▸ Instructions for the task
Take each line containing the word "すみません" and copy it.

══ Data entries

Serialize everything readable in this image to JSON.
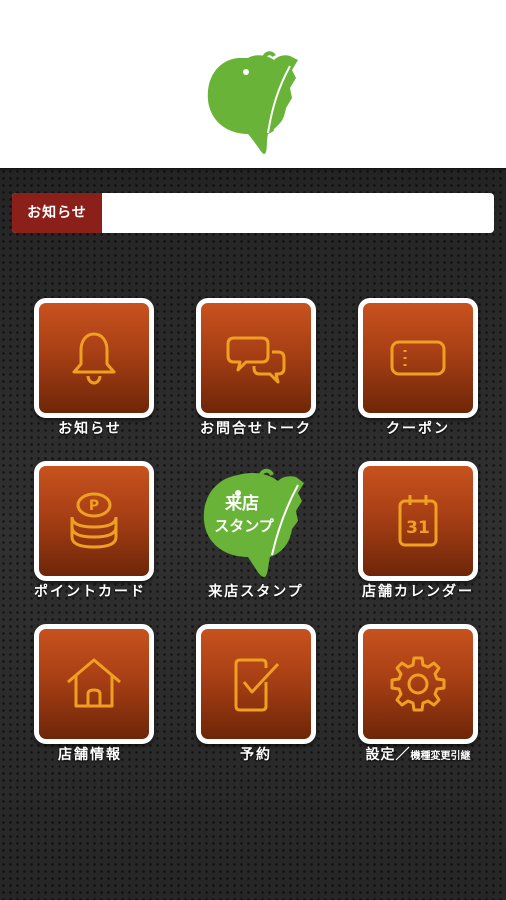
{
  "notice_bar": {
    "tag": "お知らせ",
    "text": ""
  },
  "menu": {
    "row1": [
      {
        "label": "お知らせ",
        "icon": "bell-icon"
      },
      {
        "label": "お問合せトーク",
        "icon": "chat-bubbles-icon"
      },
      {
        "label": "クーポン",
        "icon": "coupon-icon"
      }
    ],
    "row2": [
      {
        "label": "ポイントカード",
        "icon": "point-coins-icon"
      },
      {
        "label": "来店スタンプ",
        "icon": "stamp-fish-icon",
        "badge_line1": "来店",
        "badge_line2": "スタンプ"
      },
      {
        "label": "店舗カレンダー",
        "icon": "calendar-icon",
        "calendar_day": "31"
      }
    ],
    "row3": [
      {
        "label": "店舗情報",
        "icon": "home-icon"
      },
      {
        "label": "予約",
        "icon": "reservation-check-icon"
      },
      {
        "label_main": "設定／",
        "label_small": "機種変更引継",
        "icon": "gear-icon"
      }
    ]
  },
  "colors": {
    "accent_orange": "#f0a020",
    "tile_top": "#c8521e",
    "tile_bottom": "#6e2608",
    "notice_tag_bg": "#8b1f1a",
    "logo_green": "#69b338"
  }
}
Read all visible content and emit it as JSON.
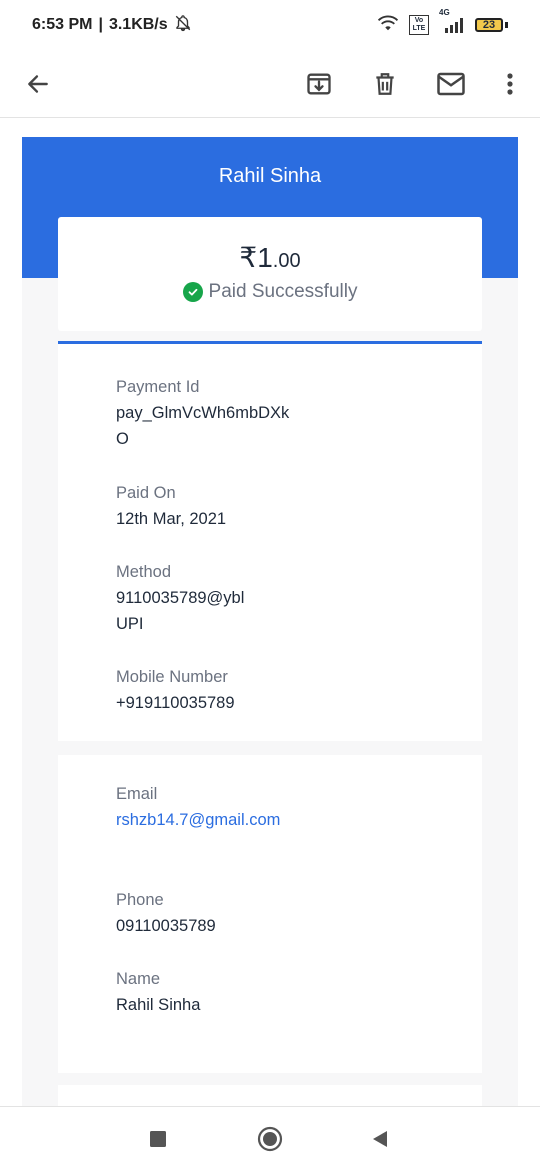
{
  "status_bar": {
    "time": "6:53 PM",
    "speed": "3.1KB/s",
    "network_type": "4G",
    "volte": "Vo LTE",
    "battery": "23",
    "icons": [
      "bell-off-icon",
      "wifi-icon",
      "signal-icon",
      "battery-icon"
    ]
  },
  "toolbar": {
    "icons": [
      "back-arrow-icon",
      "archive-icon",
      "delete-icon",
      "mail-icon",
      "more-vert-icon"
    ]
  },
  "receipt": {
    "merchant_name": "Rahil Sinha",
    "amount_main": "₹1",
    "amount_decimal": ".00",
    "status": "Paid Successfully",
    "details": [
      {
        "label": "Payment Id",
        "value": "pay_GlmVcWh6mbDXkO"
      },
      {
        "label": "Paid On",
        "value": "12th Mar, 2021"
      },
      {
        "label": "Method",
        "value": "9110035789@ybl UPI"
      },
      {
        "label": "Mobile Number",
        "value": "+919110035789"
      }
    ],
    "contact": [
      {
        "label": "Email",
        "value": "rshzb14.7@gmail.com"
      },
      {
        "label": "Phone",
        "value": "09110035789"
      },
      {
        "label": "Name",
        "value": "Rahil Sinha"
      }
    ]
  },
  "colors": {
    "primary": "#2b6de0",
    "success": "#17a54a",
    "muted_text": "#6b7280"
  },
  "nav_bar": {
    "icons": [
      "recents-square-icon",
      "home-circle-icon",
      "back-triangle-icon"
    ]
  }
}
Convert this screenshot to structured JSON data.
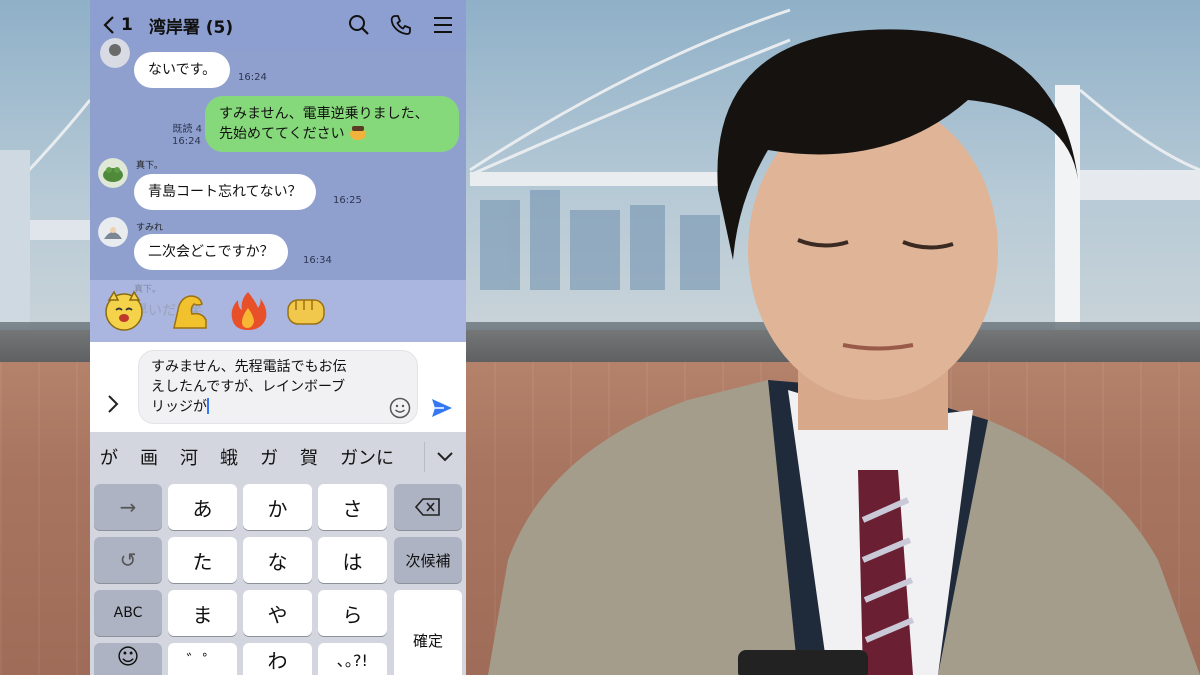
{
  "chat": {
    "back_count": "1",
    "title": "湾岸署 (5)",
    "icons": [
      "search-icon",
      "phone-icon",
      "menu-icon"
    ]
  },
  "messages": [
    {
      "sender": "",
      "text": "ないです。",
      "time": "16:24"
    },
    {
      "sender": "",
      "mine": true,
      "text_line1": "すみません、電車逆乗りました、",
      "text_line2": "先始めててください",
      "read": "既読 4",
      "time": "16:24"
    },
    {
      "sender": "真下。",
      "text": "青島コート忘れてない？",
      "time": "16:25"
    },
    {
      "sender": "すみれ",
      "text": "二次会どこですか？",
      "time": "16:34"
    }
  ],
  "partial_message": {
    "sender": "真下。",
    "text": "早いだろ笑"
  },
  "stickers": [
    "smiling-cat-sticker",
    "flexing-arm-sticker",
    "fire-sticker",
    "fist-sticker"
  ],
  "input": {
    "text": "すみません、先程電話でもお伝\nえしたんですが、レインボーブ\nリッジが"
  },
  "candidates": [
    "が",
    "画",
    "河",
    "蛾",
    "ガ",
    "賀",
    "ガンに"
  ],
  "keyboard": {
    "row1": {
      "fn": "→",
      "keys": [
        "あ",
        "か",
        "さ"
      ],
      "right": "⌫"
    },
    "row2": {
      "fn": "↺",
      "keys": [
        "た",
        "な",
        "は"
      ],
      "right": "次候補"
    },
    "row3": {
      "fn": "ABC",
      "keys": [
        "ま",
        "や",
        "ら"
      ],
      "right": "確定"
    },
    "row4": {
      "fn": "☺",
      "keys": [
        "゛゜",
        "わ",
        "､｡?!"
      ]
    }
  },
  "colors": {
    "chat_bg": "#8fa0cf",
    "mine_bubble": "#86d97a",
    "send": "#3478f6"
  }
}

════

▸ Solution for this task
      "text_line1": "すみません、電車逆乗りました、",
    "text": "すみません、先程電話でもお伝\nえしたんですが、レインボーブ\nリッジが"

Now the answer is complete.